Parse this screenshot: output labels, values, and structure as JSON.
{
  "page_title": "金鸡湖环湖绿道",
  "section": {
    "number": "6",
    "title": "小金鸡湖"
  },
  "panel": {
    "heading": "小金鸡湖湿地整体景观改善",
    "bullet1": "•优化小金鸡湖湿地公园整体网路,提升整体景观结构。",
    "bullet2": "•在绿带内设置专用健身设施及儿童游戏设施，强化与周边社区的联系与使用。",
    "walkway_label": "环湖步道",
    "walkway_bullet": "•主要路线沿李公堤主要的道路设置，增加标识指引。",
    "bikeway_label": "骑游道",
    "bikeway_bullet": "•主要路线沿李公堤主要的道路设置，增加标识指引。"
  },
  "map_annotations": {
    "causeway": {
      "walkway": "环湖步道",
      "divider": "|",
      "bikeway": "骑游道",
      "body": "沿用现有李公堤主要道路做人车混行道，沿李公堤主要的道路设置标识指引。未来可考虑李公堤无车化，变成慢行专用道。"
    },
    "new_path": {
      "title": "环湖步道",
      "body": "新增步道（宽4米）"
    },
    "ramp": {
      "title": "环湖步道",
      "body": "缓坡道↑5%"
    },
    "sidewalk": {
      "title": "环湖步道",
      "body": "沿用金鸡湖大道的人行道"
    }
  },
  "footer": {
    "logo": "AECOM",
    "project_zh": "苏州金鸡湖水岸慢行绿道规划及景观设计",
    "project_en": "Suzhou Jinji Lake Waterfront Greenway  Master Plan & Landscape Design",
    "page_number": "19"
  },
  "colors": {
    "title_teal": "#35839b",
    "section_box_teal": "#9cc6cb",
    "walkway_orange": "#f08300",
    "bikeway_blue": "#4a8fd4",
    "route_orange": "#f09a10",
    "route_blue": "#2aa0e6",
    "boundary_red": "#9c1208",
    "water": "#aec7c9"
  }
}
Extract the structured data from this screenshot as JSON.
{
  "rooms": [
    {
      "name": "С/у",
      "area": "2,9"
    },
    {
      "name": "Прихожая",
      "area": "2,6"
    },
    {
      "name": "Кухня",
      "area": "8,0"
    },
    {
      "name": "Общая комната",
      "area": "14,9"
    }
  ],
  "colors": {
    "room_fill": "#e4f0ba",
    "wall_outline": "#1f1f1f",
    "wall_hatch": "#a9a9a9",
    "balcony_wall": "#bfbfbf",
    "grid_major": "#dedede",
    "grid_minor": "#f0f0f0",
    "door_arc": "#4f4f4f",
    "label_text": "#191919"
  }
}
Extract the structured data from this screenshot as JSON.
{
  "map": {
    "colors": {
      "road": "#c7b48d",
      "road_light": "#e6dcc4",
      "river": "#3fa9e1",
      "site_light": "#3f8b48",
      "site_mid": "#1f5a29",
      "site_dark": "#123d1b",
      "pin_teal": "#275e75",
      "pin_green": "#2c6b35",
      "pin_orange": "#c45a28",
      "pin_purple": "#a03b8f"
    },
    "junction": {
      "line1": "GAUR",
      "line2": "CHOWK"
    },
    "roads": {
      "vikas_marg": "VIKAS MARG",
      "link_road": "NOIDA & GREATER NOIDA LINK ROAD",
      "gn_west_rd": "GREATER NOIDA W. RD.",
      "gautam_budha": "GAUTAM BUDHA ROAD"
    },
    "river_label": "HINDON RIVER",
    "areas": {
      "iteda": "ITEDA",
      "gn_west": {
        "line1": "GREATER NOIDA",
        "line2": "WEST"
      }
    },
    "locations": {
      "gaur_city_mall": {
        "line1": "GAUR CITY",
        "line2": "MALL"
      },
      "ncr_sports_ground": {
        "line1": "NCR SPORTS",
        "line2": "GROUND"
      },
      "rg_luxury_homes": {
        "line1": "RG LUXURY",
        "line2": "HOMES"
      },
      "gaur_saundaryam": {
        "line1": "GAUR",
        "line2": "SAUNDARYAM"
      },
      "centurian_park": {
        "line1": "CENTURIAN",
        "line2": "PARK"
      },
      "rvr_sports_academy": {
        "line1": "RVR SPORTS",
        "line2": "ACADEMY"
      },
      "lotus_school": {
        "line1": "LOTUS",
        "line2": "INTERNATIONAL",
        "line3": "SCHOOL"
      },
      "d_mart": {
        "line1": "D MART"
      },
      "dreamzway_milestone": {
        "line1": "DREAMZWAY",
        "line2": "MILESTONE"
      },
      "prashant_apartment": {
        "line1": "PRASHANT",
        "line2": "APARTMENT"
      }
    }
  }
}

■ The task ■
Write every line of the material above again, exactly.

■ Response to the exercise ■
Parse this screenshot: output labels, values, and structure as JSON.
{
  "page_title": "金鸡湖环湖绿道",
  "section": {
    "number": "6",
    "title": "小金鸡湖"
  },
  "panel": {
    "heading": "小金鸡湖湿地整体景观改善",
    "bullet1": "•优化小金鸡湖湿地公园整体网路,提升整体景观结构。",
    "bullet2": "•在绿带内设置专用健身设施及儿童游戏设施，强化与周边社区的联系与使用。",
    "walkway_label": "环湖步道",
    "walkway_bullet": "•主要路线沿李公堤主要的道路设置，增加标识指引。",
    "bikeway_label": "骑游道",
    "bikeway_bullet": "•主要路线沿李公堤主要的道路设置，增加标识指引。"
  },
  "map_annotations": {
    "causeway": {
      "walkway": "环湖步道",
      "divider": "|",
      "bikeway": "骑游道",
      "body": "沿用现有李公堤主要道路做人车混行道，沿李公堤主要的道路设置标识指引。未来可考虑李公堤无车化，变成慢行专用道。"
    },
    "new_path": {
      "title": "环湖步道",
      "body": "新增步道（宽4米）"
    },
    "ramp": {
      "title": "环湖步道",
      "body": "缓坡道↑5%"
    },
    "sidewalk": {
      "title": "环湖步道",
      "body": "沿用金鸡湖大道的人行道"
    }
  },
  "footer": {
    "logo": "AECOM",
    "project_zh": "苏州金鸡湖水岸慢行绿道规划及景观设计",
    "project_en": "Suzhou Jinji Lake Waterfront Greenway  Master Plan & Landscape Design",
    "page_number": "19"
  },
  "colors": {
    "title_teal": "#35839b",
    "section_box_teal": "#9cc6cb",
    "walkway_orange": "#f08300",
    "bikeway_blue": "#4a8fd4",
    "route_orange": "#f09a10",
    "route_blue": "#2aa0e6",
    "boundary_red": "#9c1208",
    "water": "#aec7c9"
  }
}
Extract the structured data from this screenshot as JSON.
{
  "rooms": [
    {
      "name": "С/у",
      "area": "2,9"
    },
    {
      "name": "Прихожая",
      "area": "2,6"
    },
    {
      "name": "Кухня",
      "area": "8,0"
    },
    {
      "name": "Общая комната",
      "area": "14,9"
    }
  ],
  "colors": {
    "room_fill": "#e4f0ba",
    "wall_outline": "#1f1f1f",
    "wall_hatch": "#a9a9a9",
    "balcony_wall": "#bfbfbf",
    "grid_major": "#dedede",
    "grid_minor": "#f0f0f0",
    "door_arc": "#4f4f4f",
    "label_text": "#191919"
  }
}
Extract the structured data from this screenshot as JSON.
{
  "map": {
    "colors": {
      "road": "#c7b48d",
      "road_light": "#e6dcc4",
      "river": "#3fa9e1",
      "site_light": "#3f8b48",
      "site_mid": "#1f5a29",
      "site_dark": "#123d1b",
      "pin_teal": "#275e75",
      "pin_green": "#2c6b35",
      "pin_orange": "#c45a28",
      "pin_purple": "#a03b8f"
    },
    "junction": {
      "line1": "GAUR",
      "line2": "CHOWK"
    },
    "roads": {
      "vikas_marg": "VIKAS MARG",
      "link_road": "NOIDA & GREATER NOIDA LINK ROAD",
      "gn_west_rd": "GREATER NOIDA W. RD.",
      "gautam_budha": "GAUTAM BUDHA ROAD"
    },
    "river_label": "HINDON RIVER",
    "areas": {
      "iteda": "ITEDA",
      "gn_west": {
        "line1": "GREATER NOIDA",
        "line2": "WEST"
      }
    },
    "locations": {
      "gaur_city_mall": {
        "line1": "GAUR CITY",
        "line2": "MALL"
      },
      "ncr_sports_ground": {
        "line1": "NCR SPORTS",
        "line2": "GROUND"
      },
      "rg_luxury_homes": {
        "line1": "RG LUXURY",
        "line2": "HOMES"
      },
      "gaur_saundaryam": {
        "line1": "GAUR",
        "line2": "SAUNDARYAM"
      },
      "centurian_park": {
        "line1": "CENTURIAN",
        "line2": "PARK"
      },
      "rvr_sports_academy": {
        "line1": "RVR SPORTS",
        "line2": "ACADEMY"
      },
      "lotus_school": {
        "line1": "LOTUS",
        "line2": "INTERNATIONAL",
        "line3": "SCHOOL"
      },
      "d_mart": {
        "line1": "D MART"
      },
      "dreamzway_milestone": {
        "line1": "DREAMZWAY",
        "line2": "MILESTONE"
      },
      "prashant_apartment": {
        "line1": "PRASHANT",
        "line2": "APARTMENT"
      }
    }
  }
}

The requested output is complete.